* GIVEN TASK
Reproduce the entries below verbatim, starting at the line that contains "Localize all elements." and stopping after the line that contains "- price-tick-label: 2160.00: [905, 453, 932, 462]".

Raw records
········
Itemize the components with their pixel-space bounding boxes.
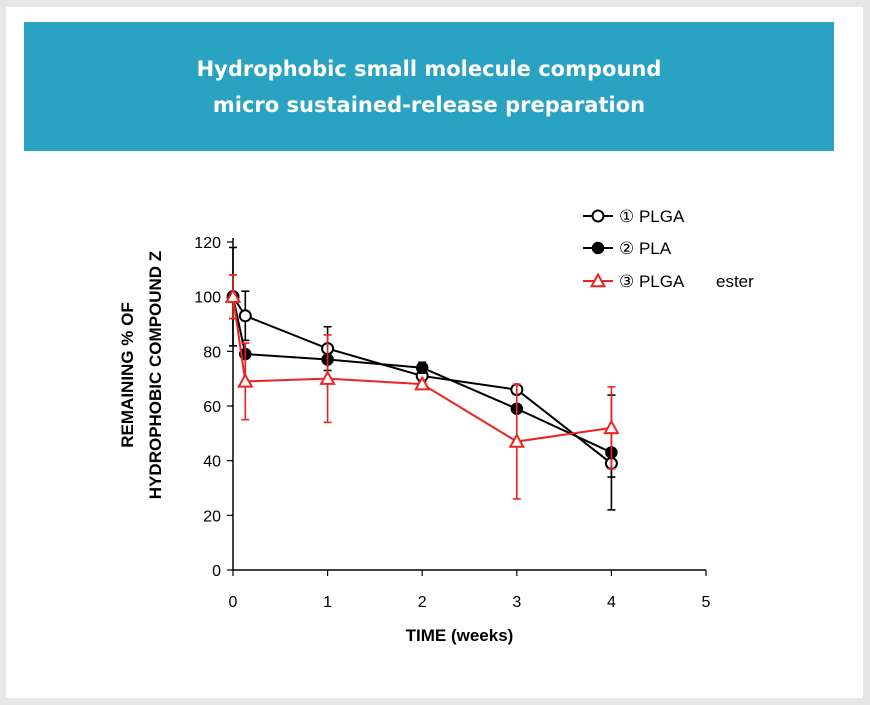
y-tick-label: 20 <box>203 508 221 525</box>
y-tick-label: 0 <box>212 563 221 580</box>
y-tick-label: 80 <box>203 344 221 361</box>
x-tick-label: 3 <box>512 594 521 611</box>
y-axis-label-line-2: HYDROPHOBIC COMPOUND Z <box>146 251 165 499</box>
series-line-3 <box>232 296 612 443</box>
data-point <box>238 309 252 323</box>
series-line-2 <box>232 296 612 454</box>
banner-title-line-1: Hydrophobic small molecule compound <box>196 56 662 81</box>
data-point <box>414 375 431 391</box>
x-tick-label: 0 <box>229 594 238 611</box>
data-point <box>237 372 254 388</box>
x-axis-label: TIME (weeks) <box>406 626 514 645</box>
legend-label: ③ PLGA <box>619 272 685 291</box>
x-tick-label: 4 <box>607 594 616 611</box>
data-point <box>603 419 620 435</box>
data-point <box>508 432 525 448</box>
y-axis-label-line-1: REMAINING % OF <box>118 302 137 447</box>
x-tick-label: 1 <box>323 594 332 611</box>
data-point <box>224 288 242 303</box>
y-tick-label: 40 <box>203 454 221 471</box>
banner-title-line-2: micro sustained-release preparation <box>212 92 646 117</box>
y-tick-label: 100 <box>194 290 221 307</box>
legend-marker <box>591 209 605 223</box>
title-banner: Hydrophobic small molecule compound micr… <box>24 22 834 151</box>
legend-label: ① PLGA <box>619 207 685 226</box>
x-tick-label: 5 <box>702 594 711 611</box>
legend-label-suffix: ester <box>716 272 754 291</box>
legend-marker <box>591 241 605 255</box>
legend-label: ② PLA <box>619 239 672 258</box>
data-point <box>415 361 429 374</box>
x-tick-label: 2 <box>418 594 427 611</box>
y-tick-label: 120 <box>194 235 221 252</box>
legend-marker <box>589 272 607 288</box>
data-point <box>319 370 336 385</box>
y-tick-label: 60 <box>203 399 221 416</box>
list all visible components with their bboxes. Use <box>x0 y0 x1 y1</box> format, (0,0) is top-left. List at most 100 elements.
········
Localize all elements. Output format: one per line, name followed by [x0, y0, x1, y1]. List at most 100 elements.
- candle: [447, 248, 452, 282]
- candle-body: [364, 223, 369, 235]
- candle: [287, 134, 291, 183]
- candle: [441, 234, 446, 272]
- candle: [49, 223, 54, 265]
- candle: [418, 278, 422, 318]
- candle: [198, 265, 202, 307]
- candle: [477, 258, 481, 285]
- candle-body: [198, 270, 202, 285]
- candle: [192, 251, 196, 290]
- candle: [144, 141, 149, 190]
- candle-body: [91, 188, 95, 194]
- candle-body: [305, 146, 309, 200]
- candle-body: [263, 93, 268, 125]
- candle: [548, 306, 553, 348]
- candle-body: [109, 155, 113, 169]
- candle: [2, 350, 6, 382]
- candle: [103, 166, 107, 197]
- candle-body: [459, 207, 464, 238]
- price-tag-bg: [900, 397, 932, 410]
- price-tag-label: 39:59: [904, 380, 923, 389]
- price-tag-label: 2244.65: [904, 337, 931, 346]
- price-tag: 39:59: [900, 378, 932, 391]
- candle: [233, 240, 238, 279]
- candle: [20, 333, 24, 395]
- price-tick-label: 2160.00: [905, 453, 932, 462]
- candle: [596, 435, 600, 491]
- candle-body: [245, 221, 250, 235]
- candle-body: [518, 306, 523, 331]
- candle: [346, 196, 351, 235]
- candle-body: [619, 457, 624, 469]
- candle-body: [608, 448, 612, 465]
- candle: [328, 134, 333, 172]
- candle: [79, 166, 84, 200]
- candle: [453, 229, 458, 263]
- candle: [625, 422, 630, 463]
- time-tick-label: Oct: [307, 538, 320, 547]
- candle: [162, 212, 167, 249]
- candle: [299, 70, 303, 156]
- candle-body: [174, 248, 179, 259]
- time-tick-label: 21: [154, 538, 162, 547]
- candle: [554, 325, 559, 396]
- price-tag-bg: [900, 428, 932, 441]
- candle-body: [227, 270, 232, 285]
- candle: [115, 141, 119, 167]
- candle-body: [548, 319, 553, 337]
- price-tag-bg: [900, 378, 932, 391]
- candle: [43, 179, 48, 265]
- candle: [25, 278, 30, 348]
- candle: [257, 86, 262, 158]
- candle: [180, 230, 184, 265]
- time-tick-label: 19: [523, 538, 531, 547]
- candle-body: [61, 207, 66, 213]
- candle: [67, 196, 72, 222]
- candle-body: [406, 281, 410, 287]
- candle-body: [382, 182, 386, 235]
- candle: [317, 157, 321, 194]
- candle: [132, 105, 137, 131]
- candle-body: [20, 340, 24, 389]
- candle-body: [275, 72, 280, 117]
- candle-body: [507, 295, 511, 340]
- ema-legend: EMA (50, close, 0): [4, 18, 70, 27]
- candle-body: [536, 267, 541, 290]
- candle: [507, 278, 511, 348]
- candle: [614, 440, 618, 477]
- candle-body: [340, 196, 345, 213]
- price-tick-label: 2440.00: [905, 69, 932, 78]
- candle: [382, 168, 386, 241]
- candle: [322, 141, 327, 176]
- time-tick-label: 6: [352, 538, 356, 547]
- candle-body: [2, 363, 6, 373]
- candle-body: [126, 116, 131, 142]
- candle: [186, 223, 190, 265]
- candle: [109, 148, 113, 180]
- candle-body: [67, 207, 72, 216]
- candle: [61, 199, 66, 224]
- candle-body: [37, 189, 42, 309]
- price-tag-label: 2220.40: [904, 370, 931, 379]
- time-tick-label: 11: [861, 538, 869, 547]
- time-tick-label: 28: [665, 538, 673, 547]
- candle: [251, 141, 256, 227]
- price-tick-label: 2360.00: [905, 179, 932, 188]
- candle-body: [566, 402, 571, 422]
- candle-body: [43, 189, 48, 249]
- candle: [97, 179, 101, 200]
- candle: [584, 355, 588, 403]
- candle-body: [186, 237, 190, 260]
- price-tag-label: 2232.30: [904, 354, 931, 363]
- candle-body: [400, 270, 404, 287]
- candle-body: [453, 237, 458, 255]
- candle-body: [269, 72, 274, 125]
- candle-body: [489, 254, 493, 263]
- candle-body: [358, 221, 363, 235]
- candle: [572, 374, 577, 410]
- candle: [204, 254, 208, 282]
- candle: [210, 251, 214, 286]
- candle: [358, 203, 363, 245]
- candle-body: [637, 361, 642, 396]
········
* TASK OUTPUT
Localize all elements. Output format: one per line, name followed by [x0, y0, x1, y1]. List at most 100 elements.
- candle: [447, 248, 452, 282]
- candle-body: [364, 223, 369, 235]
- candle: [287, 134, 291, 183]
- candle: [441, 234, 446, 272]
- candle: [49, 223, 54, 265]
- candle: [418, 278, 422, 318]
- candle: [198, 265, 202, 307]
- candle: [477, 258, 481, 285]
- candle-body: [198, 270, 202, 285]
- candle: [192, 251, 196, 290]
- candle: [144, 141, 149, 190]
- candle-body: [91, 188, 95, 194]
- candle-body: [305, 146, 309, 200]
- candle-body: [263, 93, 268, 125]
- candle: [548, 306, 553, 348]
- candle-body: [109, 155, 113, 169]
- candle: [2, 350, 6, 382]
- candle: [103, 166, 107, 197]
- candle-body: [459, 207, 464, 238]
- price-tag-bg: [900, 397, 932, 410]
- price-tag-label: 39:59: [904, 380, 923, 389]
- price-tag-label: 2244.65: [904, 337, 931, 346]
- price-tag: 39:59: [900, 378, 932, 391]
- candle: [233, 240, 238, 279]
- candle: [20, 333, 24, 395]
- price-tick-label: 2160.00: [905, 453, 932, 462]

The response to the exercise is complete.